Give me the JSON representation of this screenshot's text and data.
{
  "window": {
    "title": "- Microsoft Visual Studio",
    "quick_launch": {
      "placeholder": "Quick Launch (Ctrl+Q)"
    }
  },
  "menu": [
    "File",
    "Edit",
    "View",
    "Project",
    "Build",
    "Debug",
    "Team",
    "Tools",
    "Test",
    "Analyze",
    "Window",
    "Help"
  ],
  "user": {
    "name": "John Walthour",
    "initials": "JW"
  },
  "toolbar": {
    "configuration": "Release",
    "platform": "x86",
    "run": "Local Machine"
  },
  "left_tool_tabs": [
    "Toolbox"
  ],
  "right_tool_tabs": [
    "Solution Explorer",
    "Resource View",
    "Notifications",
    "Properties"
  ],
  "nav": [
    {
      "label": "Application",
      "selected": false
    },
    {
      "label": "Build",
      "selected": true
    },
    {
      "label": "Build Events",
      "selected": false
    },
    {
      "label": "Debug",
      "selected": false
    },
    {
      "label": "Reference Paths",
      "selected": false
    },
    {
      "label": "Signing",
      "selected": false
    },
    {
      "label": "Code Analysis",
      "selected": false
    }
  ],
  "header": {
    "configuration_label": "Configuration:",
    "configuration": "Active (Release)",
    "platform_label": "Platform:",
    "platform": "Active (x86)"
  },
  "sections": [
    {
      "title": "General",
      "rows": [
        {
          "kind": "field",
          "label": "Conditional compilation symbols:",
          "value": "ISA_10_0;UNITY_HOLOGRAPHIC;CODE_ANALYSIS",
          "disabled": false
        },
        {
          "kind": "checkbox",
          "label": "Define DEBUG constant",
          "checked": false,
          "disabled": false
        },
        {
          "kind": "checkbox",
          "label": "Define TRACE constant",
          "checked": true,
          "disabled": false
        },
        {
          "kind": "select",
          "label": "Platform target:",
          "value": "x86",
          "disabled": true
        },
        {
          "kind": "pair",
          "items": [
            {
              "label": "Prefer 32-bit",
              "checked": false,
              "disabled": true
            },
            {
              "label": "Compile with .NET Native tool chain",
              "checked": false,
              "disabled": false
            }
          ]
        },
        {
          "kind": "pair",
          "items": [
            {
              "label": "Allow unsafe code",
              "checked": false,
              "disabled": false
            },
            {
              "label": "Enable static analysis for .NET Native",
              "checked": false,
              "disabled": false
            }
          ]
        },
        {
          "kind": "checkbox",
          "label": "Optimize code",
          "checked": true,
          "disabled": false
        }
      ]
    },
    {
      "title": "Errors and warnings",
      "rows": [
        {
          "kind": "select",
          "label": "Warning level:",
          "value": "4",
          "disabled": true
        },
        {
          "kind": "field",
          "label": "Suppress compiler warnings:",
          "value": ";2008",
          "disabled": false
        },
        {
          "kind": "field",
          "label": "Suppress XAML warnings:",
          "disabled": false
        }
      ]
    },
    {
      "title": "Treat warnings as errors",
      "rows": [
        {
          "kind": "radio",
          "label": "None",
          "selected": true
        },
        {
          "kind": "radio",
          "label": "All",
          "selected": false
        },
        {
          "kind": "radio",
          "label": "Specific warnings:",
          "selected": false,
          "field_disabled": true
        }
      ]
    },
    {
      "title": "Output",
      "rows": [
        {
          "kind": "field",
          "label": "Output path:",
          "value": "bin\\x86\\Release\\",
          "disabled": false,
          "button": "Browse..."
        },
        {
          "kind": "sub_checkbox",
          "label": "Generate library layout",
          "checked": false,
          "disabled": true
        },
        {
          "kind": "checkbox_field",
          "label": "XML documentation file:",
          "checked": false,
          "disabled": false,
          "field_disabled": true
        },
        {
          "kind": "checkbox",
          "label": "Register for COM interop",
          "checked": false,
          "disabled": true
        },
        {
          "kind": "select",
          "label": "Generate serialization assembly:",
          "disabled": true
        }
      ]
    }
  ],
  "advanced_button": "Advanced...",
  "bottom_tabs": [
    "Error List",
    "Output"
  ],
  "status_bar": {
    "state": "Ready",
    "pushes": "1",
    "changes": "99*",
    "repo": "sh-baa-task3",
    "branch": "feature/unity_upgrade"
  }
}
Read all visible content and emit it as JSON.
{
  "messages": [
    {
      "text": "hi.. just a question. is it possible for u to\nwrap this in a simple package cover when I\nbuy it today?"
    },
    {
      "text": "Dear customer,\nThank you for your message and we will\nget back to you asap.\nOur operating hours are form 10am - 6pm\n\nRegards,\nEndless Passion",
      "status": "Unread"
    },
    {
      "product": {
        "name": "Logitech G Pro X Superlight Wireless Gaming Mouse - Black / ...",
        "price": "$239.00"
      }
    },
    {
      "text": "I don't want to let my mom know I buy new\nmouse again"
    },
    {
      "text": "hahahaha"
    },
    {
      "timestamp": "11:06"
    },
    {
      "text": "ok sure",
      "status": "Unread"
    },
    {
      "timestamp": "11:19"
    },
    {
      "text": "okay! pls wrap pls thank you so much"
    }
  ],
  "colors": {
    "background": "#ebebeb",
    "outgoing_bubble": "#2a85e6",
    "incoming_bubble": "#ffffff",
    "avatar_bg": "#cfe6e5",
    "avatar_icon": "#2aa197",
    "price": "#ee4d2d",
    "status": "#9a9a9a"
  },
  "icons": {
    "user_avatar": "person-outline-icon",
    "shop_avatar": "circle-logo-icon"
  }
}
===============
Required task
Write all of the records out again exactly.

Task response
Give me the JSON representation of this screenshot's text and data.
{
  "window": {
    "title": "- Microsoft Visual Studio",
    "quick_launch": {
      "placeholder": "Quick Launch (Ctrl+Q)"
    }
  },
  "menu": [
    "File",
    "Edit",
    "View",
    "Project",
    "Build",
    "Debug",
    "Team",
    "Tools",
    "Test",
    "Analyze",
    "Window",
    "Help"
  ],
  "user": {
    "name": "John Walthour",
    "initials": "JW"
  },
  "toolbar": {
    "configuration": "Release",
    "platform": "x86",
    "run": "Local Machine"
  },
  "left_tool_tabs": [
    "Toolbox"
  ],
  "right_tool_tabs": [
    "Solution Explorer",
    "Resource View",
    "Notifications",
    "Properties"
  ],
  "nav": [
    {
      "label": "Application",
      "selected": false
    },
    {
      "label": "Build",
      "selected": true
    },
    {
      "label": "Build Events",
      "selected": false
    },
    {
      "label": "Debug",
      "selected": false
    },
    {
      "label": "Reference Paths",
      "selected": false
    },
    {
      "label": "Signing",
      "selected": false
    },
    {
      "label": "Code Analysis",
      "selected": false
    }
  ],
  "header": {
    "configuration_label": "Configuration:",
    "configuration": "Active (Release)",
    "platform_label": "Platform:",
    "platform": "Active (x86)"
  },
  "sections": [
    {
      "title": "General",
      "rows": [
        {
          "kind": "field",
          "label": "Conditional compilation symbols:",
          "value": "ISA_10_0;UNITY_HOLOGRAPHIC;CODE_ANALYSIS",
          "disabled": false
        },
        {
          "kind": "checkbox",
          "label": "Define DEBUG constant",
          "checked": false,
          "disabled": false
        },
        {
          "kind": "checkbox",
          "label": "Define TRACE constant",
          "checked": true,
          "disabled": false
        },
        {
          "kind": "select",
          "label": "Platform target:",
          "value": "x86",
          "disabled": true
        },
        {
          "kind": "pair",
          "items": [
            {
              "label": "Prefer 32-bit",
              "checked": false,
              "disabled": true
            },
            {
              "label": "Compile with .NET Native tool chain",
              "checked": false,
              "disabled": false
            }
          ]
        },
        {
          "kind": "pair",
          "items": [
            {
              "label": "Allow unsafe code",
              "checked": false,
              "disabled": false
            },
            {
              "label": "Enable static analysis for .NET Native",
              "checked": false,
              "disabled": false
            }
          ]
        },
        {
          "kind": "checkbox",
          "label": "Optimize code",
          "checked": true,
          "disabled": false
        }
      ]
    },
    {
      "title": "Errors and warnings",
      "rows": [
        {
          "kind": "select",
          "label": "Warning level:",
          "value": "4",
          "disabled": true
        },
        {
          "kind": "field",
          "label": "Suppress compiler warnings:",
          "value": ";2008",
          "disabled": false
        },
        {
          "kind": "field",
          "label": "Suppress XAML warnings:",
          "disabled": false
        }
      ]
    },
    {
      "title": "Treat warnings as errors",
      "rows": [
        {
          "kind": "radio",
          "label": "None",
          "selected": true
        },
        {
          "kind": "radio",
          "label": "All",
          "selected": false
        },
        {
          "kind": "radio",
          "label": "Specific warnings:",
          "selected": false,
          "field_disabled": true
        }
      ]
    },
    {
      "title": "Output",
      "rows": [
        {
          "kind": "field",
          "label": "Output path:",
          "value": "bin\\x86\\Release\\",
          "disabled": false,
          "button": "Browse..."
        },
        {
          "kind": "sub_checkbox",
          "label": "Generate library layout",
          "checked": false,
          "disabled": true
        },
        {
          "kind": "checkbox_field",
          "label": "XML documentation file:",
          "checked": false,
          "disabled": false,
          "field_disabled": true
        },
        {
          "kind": "checkbox",
          "label": "Register for COM interop",
          "checked": false,
          "disabled": true
        },
        {
          "kind": "select",
          "label": "Generate serialization assembly:",
          "disabled": true
        }
      ]
    }
  ],
  "advanced_button": "Advanced...",
  "bottom_tabs": [
    "Error List",
    "Output"
  ],
  "status_bar": {
    "state": "Ready",
    "pushes": "1",
    "changes": "99*",
    "repo": "sh-baa-task3",
    "branch": "feature/unity_upgrade"
  }
}
Read all visible content and emit it as JSON.
{
  "messages": [
    {
      "text": "hi.. just a question. is it possible for u to\nwrap this in a simple package cover when I\nbuy it today?"
    },
    {
      "text": "Dear customer,\nThank you for your message and we will\nget back to you asap.\nOur operating hours are form 10am - 6pm\n\nRegards,\nEndless Passion",
      "status": "Unread"
    },
    {
      "product": {
        "name": "Logitech G Pro X Superlight Wireless Gaming Mouse - Black / ...",
        "price": "$239.00"
      }
    },
    {
      "text": "I don't want to let my mom know I buy new\nmouse again"
    },
    {
      "text": "hahahaha"
    },
    {
      "timestamp": "11:06"
    },
    {
      "text": "ok sure",
      "status": "Unread"
    },
    {
      "timestamp": "11:19"
    },
    {
      "text": "okay! pls wrap pls thank you so much"
    }
  ],
  "colors": {
    "background": "#ebebeb",
    "outgoing_bubble": "#2a85e6",
    "incoming_bubble": "#ffffff",
    "avatar_bg": "#cfe6e5",
    "avatar_icon": "#2aa197",
    "price": "#ee4d2d",
    "status": "#9a9a9a"
  },
  "icons": {
    "user_avatar": "person-outline-icon",
    "shop_avatar": "circle-logo-icon"
  }
}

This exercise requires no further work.